### [Recorded data]

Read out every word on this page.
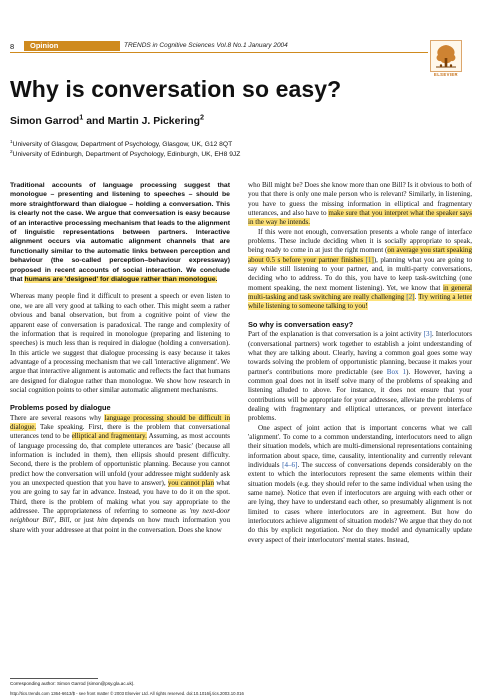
8	Opinion	TRENDS in Cognitive Sciences Vol.8 No.1 January 2004
ELSEVIER
Why is conversation so easy?
Simon Garrod$^1$ and Martin J. Pickering$^2$
$^1$University of Glasgow, Department of Psychology, Glasgow, UK, G12 8QT
$^2$University of Edinburgh, Department of Psychology, Edinburgh, UK, EH8 9JZ

Traditional accounts of language processing suggest that monologue – presenting and listening to speeches – should be more straightforward than dialogue – holding a conversation. This is clearly not the case. We argue that conversation is easy because of an interactive processing mechanism that leads to the alignment of linguistic representations between partners. Interactive alignment occurs via automatic alignment channels that are functionally similar to the automatic links between perception and behaviour (the so-called perception–behaviour expressway) proposed in recent accounts of social interaction. We conclude that humans are 'designed' for dialogue rather than monologue.

Whereas many people find it difficult to present a speech or even listen to one, we are all very good at talking to each other. This might seem a rather obvious and banal observation, but from a cognitive point of view the apparent ease of conversation is paradoxical. The range and complexity of the information that is required in monologue (preparing and listening to speeches) is much less than is required in dialogue (holding a conversation). In this article we suggest that dialogue processing is easy because it takes advantage of a processing mechanism that we call 'interactive alignment'. We argue that interactive alignment is automatic and reflects the fact that humans are designed for dialogue rather than monologue. We show how research in social cognition points to other similar automatic alignment mechanisms.

Problems posed by dialogue

There are several reasons why language processing should be difficult in dialogue. Take speaking. First, there is the problem that conversational utterances tend to be elliptical and fragmentary. Assuming, as most accounts of language processing do, that complete utterances are 'basic' (because all information is included in them), then ellipsis should present difficulty. Second, there is the problem of opportunistic planning. Because you cannot predict how the conversation will unfold (your addressee might suddenly ask you an unexpected question that you have to answer), you cannot plan what you are going to say far in advance. Instead, you have to do it on the spot. Third, there is the problem of making what you say appropriate to the addressee. The appropriateness of referring to someone as 'my next-door neighbour Bill', Bill, or just him depends on how much information you share with your addressee at that point in the conversation. Does she know

who Bill might be? Does she know more than one Bill? Is it obvious to both of you that there is only one male person who is relevant? Similarly, in listening, you have to guess the missing information in elliptical and fragmentary utterances, and also have to make sure that you interpret what the speaker says in the way he intends.

If this were not enough, conversation presents a whole range of interface problems. These include deciding when it is socially appropriate to speak, being ready to come in at just the right moment (on average you start speaking about 0.5 s before your partner finishes [1]), planning what you are going to say while still listening to your partner, and, in multi-party conversations, deciding who to address. To do this, you have to keep task-switching (one moment speaking, the next moment listening). Yet, we know that in general multi-tasking and task switching are really challenging [2]. Try writing a letter while listening to someone talking to you!

So why is conversation easy?

Part of the explanation is that conversation is a joint activity [3]. Interlocutors (conversational partners) work together to establish a joint understanding of what they are talking about. Clearly, having a common goal goes some way towards solving the problem of opportunistic planning, because it makes your partner's contributions more predictable (see Box 1). However, having a common goal does not in itself solve many of the problems of speaking and listening alluded to above. For instance, it does not ensure that your contributions will be appropriate for your addressee, alleviate the problems of dealing with fragmentary and elliptical utterances, or prevent interface problems.

One aspect of joint action that is important concerns what we call 'alignment'. To come to a common understanding, interlocutors need to align their situation models, which are multi-dimensional representations containing information about space, time, causality, intentionality and currently relevant individuals [4–6]. The success of conversations depends considerably on the extent to which the interlocutors represent the same elements within their situation models (e.g. they should refer to the same individual when using the same name). Notice that even if interlocutors are arguing with each other or are lying, they have to understand each other, so presumably alignment is not limited to cases where interlocutors are in agreement. But how do interlocutors achieve alignment of situation models? We argue that they do not do this by explicit negotiation. Nor do they model and dynamically update every aspect of their interlocutors' mental states. Instead,

Corresponding author: Simon Garrod (simon@psy.gla.ac.uk).
http://tics.trends.com 1364-6613/$ - see front matter © 2003 Elsevier Ltd. All rights reserved. doi:10.1016/j.tics.2003.10.016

### [WHAT YOU WILL DO]
Give back only a number, the number of lines where the string "Garrod" occurs.

### [RESULT]
2